Task to carry out – Give the listing below again in full, exactly as written.

Data records –
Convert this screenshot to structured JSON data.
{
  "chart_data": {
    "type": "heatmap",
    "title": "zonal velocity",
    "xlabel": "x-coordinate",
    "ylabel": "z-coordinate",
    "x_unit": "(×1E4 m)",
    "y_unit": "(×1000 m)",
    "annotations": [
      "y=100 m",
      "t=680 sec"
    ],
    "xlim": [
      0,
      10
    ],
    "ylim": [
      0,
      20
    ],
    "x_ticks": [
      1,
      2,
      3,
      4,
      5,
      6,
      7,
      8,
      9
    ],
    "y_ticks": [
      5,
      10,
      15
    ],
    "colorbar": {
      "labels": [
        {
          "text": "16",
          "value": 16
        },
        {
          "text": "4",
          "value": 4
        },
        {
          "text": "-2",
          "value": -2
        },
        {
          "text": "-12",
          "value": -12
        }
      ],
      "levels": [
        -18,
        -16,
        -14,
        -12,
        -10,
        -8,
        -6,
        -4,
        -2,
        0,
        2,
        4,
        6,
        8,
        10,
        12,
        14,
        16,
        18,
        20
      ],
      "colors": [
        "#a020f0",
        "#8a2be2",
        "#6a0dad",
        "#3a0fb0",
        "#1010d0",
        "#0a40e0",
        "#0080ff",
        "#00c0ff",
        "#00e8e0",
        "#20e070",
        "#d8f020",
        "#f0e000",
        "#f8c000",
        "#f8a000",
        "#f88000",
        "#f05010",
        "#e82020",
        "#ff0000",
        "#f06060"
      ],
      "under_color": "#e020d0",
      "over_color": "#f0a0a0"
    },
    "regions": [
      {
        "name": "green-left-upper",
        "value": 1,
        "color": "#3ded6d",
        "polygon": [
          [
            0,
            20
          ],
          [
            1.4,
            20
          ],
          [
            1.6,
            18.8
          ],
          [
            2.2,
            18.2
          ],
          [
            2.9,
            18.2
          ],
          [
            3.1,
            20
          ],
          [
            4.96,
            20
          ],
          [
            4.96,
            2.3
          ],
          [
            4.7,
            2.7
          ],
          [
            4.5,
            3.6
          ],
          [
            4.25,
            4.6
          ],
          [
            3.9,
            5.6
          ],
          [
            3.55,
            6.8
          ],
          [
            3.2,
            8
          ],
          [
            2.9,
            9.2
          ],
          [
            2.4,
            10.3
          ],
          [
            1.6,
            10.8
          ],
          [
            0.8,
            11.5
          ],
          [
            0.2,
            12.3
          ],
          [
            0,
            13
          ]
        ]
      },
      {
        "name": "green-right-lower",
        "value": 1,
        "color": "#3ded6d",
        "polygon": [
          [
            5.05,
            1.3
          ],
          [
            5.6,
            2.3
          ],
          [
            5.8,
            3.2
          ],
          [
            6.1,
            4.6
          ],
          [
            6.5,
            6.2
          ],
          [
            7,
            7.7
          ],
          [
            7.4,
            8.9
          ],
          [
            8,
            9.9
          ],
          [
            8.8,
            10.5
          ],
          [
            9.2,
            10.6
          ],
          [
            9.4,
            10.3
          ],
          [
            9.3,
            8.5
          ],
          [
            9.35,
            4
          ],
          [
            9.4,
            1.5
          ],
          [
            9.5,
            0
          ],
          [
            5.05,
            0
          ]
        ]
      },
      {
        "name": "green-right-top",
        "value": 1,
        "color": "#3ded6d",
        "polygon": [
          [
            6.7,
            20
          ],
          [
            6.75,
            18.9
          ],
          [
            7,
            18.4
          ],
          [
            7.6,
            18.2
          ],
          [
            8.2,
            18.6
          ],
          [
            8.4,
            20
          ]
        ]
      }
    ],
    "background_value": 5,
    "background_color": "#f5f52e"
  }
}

Response to the task –
Convert this screenshot to structured JSON data.
{
  "chart_data": {
    "type": "heatmap",
    "title": "zonal velocity",
    "xlabel": "x-coordinate",
    "ylabel": "z-coordinate",
    "x_unit": "(×1E4 m)",
    "y_unit": "(×1000 m)",
    "annotations": [
      "y=100 m",
      "t=680 sec"
    ],
    "xlim": [
      0,
      10
    ],
    "ylim": [
      0,
      20
    ],
    "x_ticks": [
      1,
      2,
      3,
      4,
      5,
      6,
      7,
      8,
      9
    ],
    "y_ticks": [
      5,
      10,
      15
    ],
    "colorbar": {
      "labels": [
        {
          "text": "16",
          "value": 16
        },
        {
          "text": "4",
          "value": 4
        },
        {
          "text": "-2",
          "value": -2
        },
        {
          "text": "-12",
          "value": -12
        }
      ],
      "levels": [
        -18,
        -16,
        -14,
        -12,
        -10,
        -8,
        -6,
        -4,
        -2,
        0,
        2,
        4,
        6,
        8,
        10,
        12,
        14,
        16,
        18,
        20
      ],
      "colors": [
        "#a020f0",
        "#8a2be2",
        "#6a0dad",
        "#3a0fb0",
        "#1010d0",
        "#0a40e0",
        "#0080ff",
        "#00c0ff",
        "#00e8e0",
        "#20e070",
        "#d8f020",
        "#f0e000",
        "#f8c000",
        "#f8a000",
        "#f88000",
        "#f05010",
        "#e82020",
        "#ff0000",
        "#f06060"
      ],
      "under_color": "#e020d0",
      "over_color": "#f0a0a0"
    },
    "regions": [
      {
        "name": "green-left-upper",
        "value": 1,
        "color": "#3ded6d",
        "polygon": [
          [
            0,
            20
          ],
          [
            1.4,
            20
          ],
          [
            1.6,
            18.8
          ],
          [
            2.2,
            18.2
          ],
          [
            2.9,
            18.2
          ],
          [
            3.1,
            20
          ],
          [
            4.96,
            20
          ],
          [
            4.96,
            2.3
          ],
          [
            4.7,
            2.7
          ],
          [
            4.5,
            3.6
          ],
          [
            4.25,
            4.6
          ],
          [
            3.9,
            5.6
          ],
          [
            3.55,
            6.8
          ],
          [
            3.2,
            8
          ],
          [
            2.9,
            9.2
          ],
          [
            2.4,
            10.3
          ],
          [
            1.6,
            10.8
          ],
          [
            0.8,
            11.5
          ],
          [
            0.2,
            12.3
          ],
          [
            0,
            13
          ]
        ]
      },
      {
        "name": "green-right-lower",
        "value": 1,
        "color": "#3ded6d",
        "polygon": [
          [
            5.05,
            1.3
          ],
          [
            5.6,
            2.3
          ],
          [
            5.8,
            3.2
          ],
          [
            6.1,
            4.6
          ],
          [
            6.5,
            6.2
          ],
          [
            7,
            7.7
          ],
          [
            7.4,
            8.9
          ],
          [
            8,
            9.9
          ],
          [
            8.8,
            10.5
          ],
          [
            9.2,
            10.6
          ],
          [
            9.4,
            10.3
          ],
          [
            9.3,
            8.5
          ],
          [
            9.35,
            4
          ],
          [
            9.4,
            1.5
          ],
          [
            9.5,
            0
          ],
          [
            5.05,
            0
          ]
        ]
      },
      {
        "name": "green-right-top",
        "value": 1,
        "color": "#3ded6d",
        "polygon": [
          [
            6.7,
            20
          ],
          [
            6.75,
            18.9
          ],
          [
            7,
            18.4
          ],
          [
            7.6,
            18.2
          ],
          [
            8.2,
            18.6
          ],
          [
            8.4,
            20
          ]
        ]
      }
    ],
    "background_value": 5,
    "background_color": "#f5f52e"
  }
}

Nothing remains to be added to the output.